**Problem details:**
Restate the whole listing exactly.

**Exercise materials:**
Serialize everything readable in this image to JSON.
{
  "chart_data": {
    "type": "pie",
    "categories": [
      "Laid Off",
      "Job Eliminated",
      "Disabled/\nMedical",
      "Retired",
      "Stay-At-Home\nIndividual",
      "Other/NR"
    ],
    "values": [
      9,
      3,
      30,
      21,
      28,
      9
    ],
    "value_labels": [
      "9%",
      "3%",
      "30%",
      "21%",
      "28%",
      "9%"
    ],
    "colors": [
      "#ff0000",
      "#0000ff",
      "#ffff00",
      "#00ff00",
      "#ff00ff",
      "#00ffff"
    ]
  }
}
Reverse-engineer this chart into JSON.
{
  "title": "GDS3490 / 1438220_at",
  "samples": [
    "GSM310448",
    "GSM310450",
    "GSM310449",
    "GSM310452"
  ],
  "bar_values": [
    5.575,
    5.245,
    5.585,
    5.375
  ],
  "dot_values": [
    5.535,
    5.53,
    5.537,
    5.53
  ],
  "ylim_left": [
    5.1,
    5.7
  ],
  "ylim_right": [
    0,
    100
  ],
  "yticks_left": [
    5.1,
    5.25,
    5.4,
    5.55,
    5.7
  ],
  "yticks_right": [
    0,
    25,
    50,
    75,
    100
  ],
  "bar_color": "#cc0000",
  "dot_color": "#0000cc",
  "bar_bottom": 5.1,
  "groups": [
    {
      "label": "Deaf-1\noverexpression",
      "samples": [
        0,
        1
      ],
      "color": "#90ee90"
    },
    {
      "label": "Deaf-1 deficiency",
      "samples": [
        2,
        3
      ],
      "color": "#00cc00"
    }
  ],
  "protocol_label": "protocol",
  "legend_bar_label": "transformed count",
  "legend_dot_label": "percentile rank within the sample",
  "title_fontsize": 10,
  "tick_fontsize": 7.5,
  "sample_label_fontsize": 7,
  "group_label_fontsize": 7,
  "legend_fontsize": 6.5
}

**Answer for this exercise:**
Serialize everything readable in this image to JSON.
{
  "chart_data": {
    "type": "pie",
    "categories": [
      "Laid Off",
      "Job Eliminated",
      "Disabled/\nMedical",
      "Retired",
      "Stay-At-Home\nIndividual",
      "Other/NR"
    ],
    "values": [
      9,
      3,
      30,
      21,
      28,
      9
    ],
    "value_labels": [
      "9%",
      "3%",
      "30%",
      "21%",
      "28%",
      "9%"
    ],
    "colors": [
      "#ff0000",
      "#0000ff",
      "#ffff00",
      "#00ff00",
      "#ff00ff",
      "#00ffff"
    ]
  }
}
Reverse-engineer this chart into JSON.
{
  "title": "GDS3490 / 1438220_at",
  "samples": [
    "GSM310448",
    "GSM310450",
    "GSM310449",
    "GSM310452"
  ],
  "bar_values": [
    5.575,
    5.245,
    5.585,
    5.375
  ],
  "dot_values": [
    5.535,
    5.53,
    5.537,
    5.53
  ],
  "ylim_left": [
    5.1,
    5.7
  ],
  "ylim_right": [
    0,
    100
  ],
  "yticks_left": [
    5.1,
    5.25,
    5.4,
    5.55,
    5.7
  ],
  "yticks_right": [
    0,
    25,
    50,
    75,
    100
  ],
  "bar_color": "#cc0000",
  "dot_color": "#0000cc",
  "bar_bottom": 5.1,
  "groups": [
    {
      "label": "Deaf-1\noverexpression",
      "samples": [
        0,
        1
      ],
      "color": "#90ee90"
    },
    {
      "label": "Deaf-1 deficiency",
      "samples": [
        2,
        3
      ],
      "color": "#00cc00"
    }
  ],
  "protocol_label": "protocol",
  "legend_bar_label": "transformed count",
  "legend_dot_label": "percentile rank within the sample",
  "title_fontsize": 10,
  "tick_fontsize": 7.5,
  "sample_label_fontsize": 7,
  "group_label_fontsize": 7,
  "legend_fontsize": 6.5
}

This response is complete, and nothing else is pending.